_WHAT TO WORK ON_
[1] Summarize the forum post below about folders that cannot be deleted in two sentences.
[2] Decide whether each statement below agrees with the forum post about folders that cannot be deleted. Answer yes or no for each, quoting the words from the post that decide it.
(a) The Trojan Horse in the AVG Virus Vault is named Cryptic.GQ.
(b) The writer ran the attrib command while logged in as a regular user.
(c) After the attrib command was run, the folders could be deleted.
[3] Proceed with the forum post about folders that cannot be deleted, continuing it from the point where it stops.

AVG Virus Vault has a Trojan Horse named Cryptic.GQ in it. The path is C:\Documents and Settings\username\local settings\temp\wxSI.exe. I have some folders that I can't delete in this path.
C:\Documents and Settings\username\local settings\temp\IswTmp\Shared\SxS\. There's two folder underneath SxS that have really long names like 6adf1ed and aac18a, can't delete these either.
Their attributes are set to read only. I've booted up in safe mode to a command prompt, logged in as the admin, navigated to C:\Documents and Settings\username\local settings\temp\IswTmp\, ran attrib -R -S -H /S /D Shared. Access is still denied.

_RECORDS SHOWN_
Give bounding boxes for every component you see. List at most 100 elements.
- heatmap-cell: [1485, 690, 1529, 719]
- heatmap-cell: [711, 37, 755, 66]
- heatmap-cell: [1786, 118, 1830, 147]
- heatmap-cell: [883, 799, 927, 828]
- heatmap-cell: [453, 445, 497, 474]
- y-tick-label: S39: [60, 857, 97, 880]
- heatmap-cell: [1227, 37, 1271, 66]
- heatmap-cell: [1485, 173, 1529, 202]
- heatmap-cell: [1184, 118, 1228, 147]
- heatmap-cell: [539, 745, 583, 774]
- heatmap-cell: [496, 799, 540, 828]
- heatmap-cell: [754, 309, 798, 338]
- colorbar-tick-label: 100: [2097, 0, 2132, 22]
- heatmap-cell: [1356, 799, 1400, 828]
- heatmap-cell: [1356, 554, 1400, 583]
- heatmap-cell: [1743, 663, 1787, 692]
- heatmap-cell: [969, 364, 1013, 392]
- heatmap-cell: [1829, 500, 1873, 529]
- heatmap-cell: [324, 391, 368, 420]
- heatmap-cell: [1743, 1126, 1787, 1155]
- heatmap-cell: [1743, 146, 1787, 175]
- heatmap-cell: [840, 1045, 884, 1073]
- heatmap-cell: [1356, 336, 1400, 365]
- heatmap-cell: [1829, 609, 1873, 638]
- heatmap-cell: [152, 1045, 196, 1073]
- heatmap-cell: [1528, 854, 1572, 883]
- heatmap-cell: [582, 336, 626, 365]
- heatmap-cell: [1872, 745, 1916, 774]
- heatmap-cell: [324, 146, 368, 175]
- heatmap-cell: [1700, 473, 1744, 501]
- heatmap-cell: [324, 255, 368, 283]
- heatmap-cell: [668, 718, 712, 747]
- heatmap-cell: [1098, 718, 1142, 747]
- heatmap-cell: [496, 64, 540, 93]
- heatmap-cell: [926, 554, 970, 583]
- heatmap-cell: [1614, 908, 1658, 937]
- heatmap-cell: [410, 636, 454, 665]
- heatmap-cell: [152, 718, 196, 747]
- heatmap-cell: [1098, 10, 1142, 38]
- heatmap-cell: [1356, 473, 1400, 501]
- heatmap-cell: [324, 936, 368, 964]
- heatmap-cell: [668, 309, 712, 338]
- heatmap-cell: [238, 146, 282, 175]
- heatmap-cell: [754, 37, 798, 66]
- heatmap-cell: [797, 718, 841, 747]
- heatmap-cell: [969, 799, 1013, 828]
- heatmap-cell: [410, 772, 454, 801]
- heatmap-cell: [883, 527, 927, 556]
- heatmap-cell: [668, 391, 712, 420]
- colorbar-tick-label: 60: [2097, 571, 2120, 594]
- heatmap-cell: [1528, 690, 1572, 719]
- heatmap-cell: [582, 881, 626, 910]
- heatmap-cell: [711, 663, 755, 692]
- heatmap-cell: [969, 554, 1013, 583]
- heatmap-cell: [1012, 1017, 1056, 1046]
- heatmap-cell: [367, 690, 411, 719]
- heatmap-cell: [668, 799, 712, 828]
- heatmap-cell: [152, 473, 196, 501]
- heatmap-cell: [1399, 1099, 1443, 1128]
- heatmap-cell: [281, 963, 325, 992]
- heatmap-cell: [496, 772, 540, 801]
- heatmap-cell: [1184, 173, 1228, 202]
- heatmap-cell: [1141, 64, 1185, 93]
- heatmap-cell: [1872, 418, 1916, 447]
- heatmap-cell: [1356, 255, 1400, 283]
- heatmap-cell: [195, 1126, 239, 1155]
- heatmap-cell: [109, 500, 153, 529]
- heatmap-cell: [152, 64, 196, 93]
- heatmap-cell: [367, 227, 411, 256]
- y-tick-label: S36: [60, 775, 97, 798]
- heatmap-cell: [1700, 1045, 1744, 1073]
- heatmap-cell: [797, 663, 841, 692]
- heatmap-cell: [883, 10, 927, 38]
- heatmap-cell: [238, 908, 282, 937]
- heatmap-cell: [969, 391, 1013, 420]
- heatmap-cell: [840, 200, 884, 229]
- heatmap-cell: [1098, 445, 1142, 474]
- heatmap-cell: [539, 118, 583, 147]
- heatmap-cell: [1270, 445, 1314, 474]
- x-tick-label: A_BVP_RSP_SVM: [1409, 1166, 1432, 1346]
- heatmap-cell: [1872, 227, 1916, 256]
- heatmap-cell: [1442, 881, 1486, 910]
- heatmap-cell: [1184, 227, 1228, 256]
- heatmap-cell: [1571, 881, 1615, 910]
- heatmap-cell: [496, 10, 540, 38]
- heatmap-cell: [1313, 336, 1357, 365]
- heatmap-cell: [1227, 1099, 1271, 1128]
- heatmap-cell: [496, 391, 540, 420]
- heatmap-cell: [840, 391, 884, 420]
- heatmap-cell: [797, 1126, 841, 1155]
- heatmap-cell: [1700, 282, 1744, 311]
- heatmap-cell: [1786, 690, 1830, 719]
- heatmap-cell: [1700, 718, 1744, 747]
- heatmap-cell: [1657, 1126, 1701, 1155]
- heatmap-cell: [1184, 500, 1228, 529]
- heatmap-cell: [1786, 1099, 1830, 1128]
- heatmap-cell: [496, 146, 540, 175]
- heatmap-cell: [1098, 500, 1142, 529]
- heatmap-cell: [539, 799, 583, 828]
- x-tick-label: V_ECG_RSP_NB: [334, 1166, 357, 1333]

_RESULTS OF THE EXERCISE_
[1] AVG Virus Vault holds a Trojan Horse named Cryptic.GQ from the user's local temp folder, and that temp path has folders the writer cannot delete, including two long-named folders under SxS. Their attributes are set to read only, and even after the writer booted into safe mode as the admin and ran attrib -R -S -H /S /D on Shared, access is still denied.

[2]
(a) Yes: "AVG Virus Vault has a Trojan Horse named Cryptic.GQ in it."
(b) No: "logged in as the admin"
(c) No: "Access is still denied."

[3]
I've updated AVG, and ran a couple of full scans, they come back clean. But when I run the scan directly against the folders, the scan doesn't complete, it just keeps running. Installed Spyware Doctor, it finds something but won't clean it until you buy. Installed SpyBot, ran it until it came back clean. Installed combofix and ran it, the log file has a paragraph about scanning hidden processes, hidden autostart entries, hidden files, says the scan completed successfully and hidden files: 0
I suspect that those folders contain some type of malware because I can't seem to change the attributes, or delete them. I'm asking for suggestions on how to go about cleaning this up? Let me know if you need additional info.
Thanks in advance...
Edited by Budapest, 28 April 2010 - 11:07 PM.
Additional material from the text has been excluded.